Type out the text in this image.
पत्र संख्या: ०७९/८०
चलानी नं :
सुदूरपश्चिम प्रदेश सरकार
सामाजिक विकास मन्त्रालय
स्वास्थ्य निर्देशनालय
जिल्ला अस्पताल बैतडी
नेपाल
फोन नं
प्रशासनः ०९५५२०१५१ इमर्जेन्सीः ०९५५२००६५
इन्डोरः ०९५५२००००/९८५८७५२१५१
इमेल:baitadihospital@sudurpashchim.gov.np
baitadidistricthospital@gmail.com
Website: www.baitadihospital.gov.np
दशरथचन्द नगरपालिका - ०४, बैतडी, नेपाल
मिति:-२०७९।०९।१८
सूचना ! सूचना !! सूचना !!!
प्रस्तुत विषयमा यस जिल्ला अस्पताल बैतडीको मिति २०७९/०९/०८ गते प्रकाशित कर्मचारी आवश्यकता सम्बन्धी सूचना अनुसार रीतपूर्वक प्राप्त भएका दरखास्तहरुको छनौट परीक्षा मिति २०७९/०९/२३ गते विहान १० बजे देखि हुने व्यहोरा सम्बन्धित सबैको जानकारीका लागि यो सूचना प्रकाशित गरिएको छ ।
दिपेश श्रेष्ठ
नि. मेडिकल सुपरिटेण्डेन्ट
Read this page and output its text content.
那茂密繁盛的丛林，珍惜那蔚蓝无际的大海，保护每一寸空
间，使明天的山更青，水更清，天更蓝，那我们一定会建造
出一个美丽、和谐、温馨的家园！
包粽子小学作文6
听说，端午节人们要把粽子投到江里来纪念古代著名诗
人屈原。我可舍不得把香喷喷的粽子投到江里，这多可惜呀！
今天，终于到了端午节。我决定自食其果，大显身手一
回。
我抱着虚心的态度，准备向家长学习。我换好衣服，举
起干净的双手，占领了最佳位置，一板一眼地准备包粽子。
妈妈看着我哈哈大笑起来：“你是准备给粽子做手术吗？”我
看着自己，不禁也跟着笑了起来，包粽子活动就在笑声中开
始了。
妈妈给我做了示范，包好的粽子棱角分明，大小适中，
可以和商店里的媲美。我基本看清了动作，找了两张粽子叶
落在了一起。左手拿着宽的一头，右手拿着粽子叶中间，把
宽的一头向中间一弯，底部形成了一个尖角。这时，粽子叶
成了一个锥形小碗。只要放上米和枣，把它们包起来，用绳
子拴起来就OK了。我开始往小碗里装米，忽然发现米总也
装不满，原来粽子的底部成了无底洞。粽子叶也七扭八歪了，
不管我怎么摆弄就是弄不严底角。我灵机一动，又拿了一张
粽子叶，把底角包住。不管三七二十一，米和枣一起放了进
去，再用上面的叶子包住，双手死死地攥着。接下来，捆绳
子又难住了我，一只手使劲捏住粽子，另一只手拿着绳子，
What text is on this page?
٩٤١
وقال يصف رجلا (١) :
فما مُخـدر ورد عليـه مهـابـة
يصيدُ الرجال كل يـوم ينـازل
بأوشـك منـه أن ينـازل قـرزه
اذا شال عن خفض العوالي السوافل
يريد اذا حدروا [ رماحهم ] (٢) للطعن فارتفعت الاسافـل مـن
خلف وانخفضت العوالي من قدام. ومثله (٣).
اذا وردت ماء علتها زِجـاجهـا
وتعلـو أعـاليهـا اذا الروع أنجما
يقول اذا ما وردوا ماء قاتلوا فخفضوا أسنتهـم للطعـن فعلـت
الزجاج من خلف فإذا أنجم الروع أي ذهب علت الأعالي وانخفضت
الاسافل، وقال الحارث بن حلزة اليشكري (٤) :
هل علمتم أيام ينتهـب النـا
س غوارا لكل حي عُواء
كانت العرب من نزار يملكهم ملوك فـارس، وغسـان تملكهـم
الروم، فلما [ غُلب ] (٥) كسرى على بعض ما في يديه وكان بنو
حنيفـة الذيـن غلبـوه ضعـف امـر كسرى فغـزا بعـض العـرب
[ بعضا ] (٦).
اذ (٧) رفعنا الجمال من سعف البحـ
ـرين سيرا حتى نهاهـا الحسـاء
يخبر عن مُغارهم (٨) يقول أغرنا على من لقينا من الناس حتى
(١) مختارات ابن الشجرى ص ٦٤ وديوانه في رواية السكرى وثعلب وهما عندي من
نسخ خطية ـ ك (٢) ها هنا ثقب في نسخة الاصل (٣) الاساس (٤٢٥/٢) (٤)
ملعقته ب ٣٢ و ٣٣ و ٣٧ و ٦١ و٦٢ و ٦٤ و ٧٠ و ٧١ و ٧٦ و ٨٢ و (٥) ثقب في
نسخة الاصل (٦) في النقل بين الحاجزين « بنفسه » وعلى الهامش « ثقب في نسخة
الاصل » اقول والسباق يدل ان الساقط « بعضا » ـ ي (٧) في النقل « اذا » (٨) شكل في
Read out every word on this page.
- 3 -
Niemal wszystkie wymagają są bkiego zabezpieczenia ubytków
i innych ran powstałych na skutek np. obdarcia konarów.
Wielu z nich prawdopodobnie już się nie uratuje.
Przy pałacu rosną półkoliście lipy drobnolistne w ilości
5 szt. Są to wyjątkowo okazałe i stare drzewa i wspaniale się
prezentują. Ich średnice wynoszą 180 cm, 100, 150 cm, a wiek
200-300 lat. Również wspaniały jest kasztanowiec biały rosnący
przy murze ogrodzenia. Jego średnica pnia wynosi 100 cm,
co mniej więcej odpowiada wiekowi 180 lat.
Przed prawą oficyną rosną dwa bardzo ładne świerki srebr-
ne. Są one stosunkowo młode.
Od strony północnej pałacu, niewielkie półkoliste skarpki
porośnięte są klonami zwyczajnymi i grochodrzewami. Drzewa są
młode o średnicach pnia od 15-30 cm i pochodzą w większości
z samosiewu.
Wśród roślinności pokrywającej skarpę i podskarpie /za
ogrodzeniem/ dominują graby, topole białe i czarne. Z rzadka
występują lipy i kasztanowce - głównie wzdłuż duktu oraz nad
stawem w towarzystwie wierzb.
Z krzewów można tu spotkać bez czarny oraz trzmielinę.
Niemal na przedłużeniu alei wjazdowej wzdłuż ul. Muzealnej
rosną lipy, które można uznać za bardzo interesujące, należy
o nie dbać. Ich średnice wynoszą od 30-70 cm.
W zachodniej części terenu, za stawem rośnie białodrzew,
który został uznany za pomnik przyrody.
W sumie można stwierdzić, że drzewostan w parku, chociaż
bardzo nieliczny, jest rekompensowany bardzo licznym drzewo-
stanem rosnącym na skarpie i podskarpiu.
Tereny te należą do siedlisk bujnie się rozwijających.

◇ ◇ ◇ ◇ ◇ ◇ ◇

DIRECTIONS: Take the entries above and transcribe them in full.

ANSWER FOR THIS EXERCISE:
Type out the text in this image.
पत्र संख्या: ०७९/८०
चलानी नं :
सुदूरपश्चिम प्रदेश सरकार
सामाजिक विकास मन्त्रालय
स्वास्थ्य निर्देशनालय
जिल्ला अस्पताल बैतडी
नेपाल
फोन नं
प्रशासनः ०९५५२०१५१ इमर्जेन्सीः ०९५५२००६५
इन्डोरः ०९५५२००००/९८५८७५२१५१
इमेल:baitadihospital@sudurpashchim.gov.np
baitadidistricthospital@gmail.com
Website: www.baitadihospital.gov.np
दशरथचन्द नगरपालिका - ०४, बैतडी, नेपाल
मिति:-२०७९।०९।१८
सूचना ! सूचना !! सूचना !!!
प्रस्तुत विषयमा यस जिल्ला अस्पताल बैतडीको मिति २०७९/०९/०८ गते प्रकाशित कर्मचारी आवश्यकता सम्बन्धी सूचना अनुसार रीतपूर्वक प्राप्त भएका दरखास्तहरुको छनौट परीक्षा मिति २०७९/०९/२३ गते विहान १० बजे देखि हुने व्यहोरा सम्बन्धित सबैको जानकारीका लागि यो सूचना प्रकाशित गरिएको छ ।
दिपेश श्रेष्ठ
नि. मेडिकल सुपरिटेण्डेन्ट
Read this page and output its text content.
那茂密繁盛的丛林，珍惜那蔚蓝无际的大海，保护每一寸空
间，使明天的山更青，水更清，天更蓝，那我们一定会建造
出一个美丽、和谐、温馨的家园！
包粽子小学作文6
听说，端午节人们要把粽子投到江里来纪念古代著名诗
人屈原。我可舍不得把香喷喷的粽子投到江里，这多可惜呀！
今天，终于到了端午节。我决定自食其果，大显身手一
回。
我抱着虚心的态度，准备向家长学习。我换好衣服，举
起干净的双手，占领了最佳位置，一板一眼地准备包粽子。
妈妈看着我哈哈大笑起来：“你是准备给粽子做手术吗？”我
看着自己，不禁也跟着笑了起来，包粽子活动就在笑声中开
始了。
妈妈给我做了示范，包好的粽子棱角分明，大小适中，
可以和商店里的媲美。我基本看清了动作，找了两张粽子叶
落在了一起。左手拿着宽的一头，右手拿着粽子叶中间，把
宽的一头向中间一弯，底部形成了一个尖角。这时，粽子叶
成了一个锥形小碗。只要放上米和枣，把它们包起来，用绳
子拴起来就OK了。我开始往小碗里装米，忽然发现米总也
装不满，原来粽子的底部成了无底洞。粽子叶也七扭八歪了，
不管我怎么摆弄就是弄不严底角。我灵机一动，又拿了一张
粽子叶，把底角包住。不管三七二十一，米和枣一起放了进
去，再用上面的叶子包住，双手死死地攥着。接下来，捆绳
子又难住了我，一只手使劲捏住粽子，另一只手拿着绳子，
What text is on this page?
٩٤١
وقال يصف رجلا (١) :
فما مُخـدر ورد عليـه مهـابـة
يصيدُ الرجال كل يـوم ينـازل
بأوشـك منـه أن ينـازل قـرزه
اذا شال عن خفض العوالي السوافل
يريد اذا حدروا [ رماحهم ] (٢) للطعن فارتفعت الاسافـل مـن
خلف وانخفضت العوالي من قدام. ومثله (٣).
اذا وردت ماء علتها زِجـاجهـا
وتعلـو أعـاليهـا اذا الروع أنجما
يقول اذا ما وردوا ماء قاتلوا فخفضوا أسنتهـم للطعـن فعلـت
الزجاج من خلف فإذا أنجم الروع أي ذهب علت الأعالي وانخفضت
الاسافل، وقال الحارث بن حلزة اليشكري (٤) :
هل علمتم أيام ينتهـب النـا
س غوارا لكل حي عُواء
كانت العرب من نزار يملكهم ملوك فـارس، وغسـان تملكهـم
الروم، فلما [ غُلب ] (٥) كسرى على بعض ما في يديه وكان بنو
حنيفـة الذيـن غلبـوه ضعـف امـر كسرى فغـزا بعـض العـرب
[ بعضا ] (٦).
اذ (٧) رفعنا الجمال من سعف البحـ
ـرين سيرا حتى نهاهـا الحسـاء
يخبر عن مُغارهم (٨) يقول أغرنا على من لقينا من الناس حتى
(١) مختارات ابن الشجرى ص ٦٤ وديوانه في رواية السكرى وثعلب وهما عندي من
نسخ خطية ـ ك (٢) ها هنا ثقب في نسخة الاصل (٣) الاساس (٤٢٥/٢) (٤)
ملعقته ب ٣٢ و ٣٣ و ٣٧ و ٦١ و٦٢ و ٦٤ و ٧٠ و ٧١ و ٧٦ و ٨٢ و (٥) ثقب في
نسخة الاصل (٦) في النقل بين الحاجزين « بنفسه » وعلى الهامش « ثقب في نسخة
الاصل » اقول والسباق يدل ان الساقط « بعضا » ـ ي (٧) في النقل « اذا » (٨) شكل في
Read out every word on this page.
- 3 -
Niemal wszystkie wymagają są bkiego zabezpieczenia ubytków
i innych ran powstałych na skutek np. obdarcia konarów.
Wielu z nich prawdopodobnie już się nie uratuje.
Przy pałacu rosną półkoliście lipy drobnolistne w ilości
5 szt. Są to wyjątkowo okazałe i stare drzewa i wspaniale się
prezentują. Ich średnice wynoszą 180 cm, 100, 150 cm, a wiek
200-300 lat. Również wspaniały jest kasztanowiec biały rosnący
przy murze ogrodzenia. Jego średnica pnia wynosi 100 cm,
co mniej więcej odpowiada wiekowi 180 lat.
Przed prawą oficyną rosną dwa bardzo ładne świerki srebr-
ne. Są one stosunkowo młode.
Od strony północnej pałacu, niewielkie półkoliste skarpki
porośnięte są klonami zwyczajnymi i grochodrzewami. Drzewa są
młode o średnicach pnia od 15-30 cm i pochodzą w większości
z samosiewu.
Wśród roślinności pokrywającej skarpę i podskarpie /za
ogrodzeniem/ dominują graby, topole białe i czarne. Z rzadka
występują lipy i kasztanowce - głównie wzdłuż duktu oraz nad
stawem w towarzystwie wierzb.
Z krzewów można tu spotkać bez czarny oraz trzmielinę.
Niemal na przedłużeniu alei wjazdowej wzdłuż ul. Muzealnej
rosną lipy, które można uznać za bardzo interesujące, należy
o nie dbać. Ich średnice wynoszą od 30-70 cm.
W zachodniej części terenu, za stawem rośnie białodrzew,
który został uznany za pomnik przyrody.
W sumie można stwierdzić, że drzewostan w parku, chociaż
bardzo nieliczny, jest rekompensowany bardzo licznym drzewo-
stanem rosnącym na skarpie i podskarpiu.
Tereny te należą do siedlisk bujnie się rozwijających.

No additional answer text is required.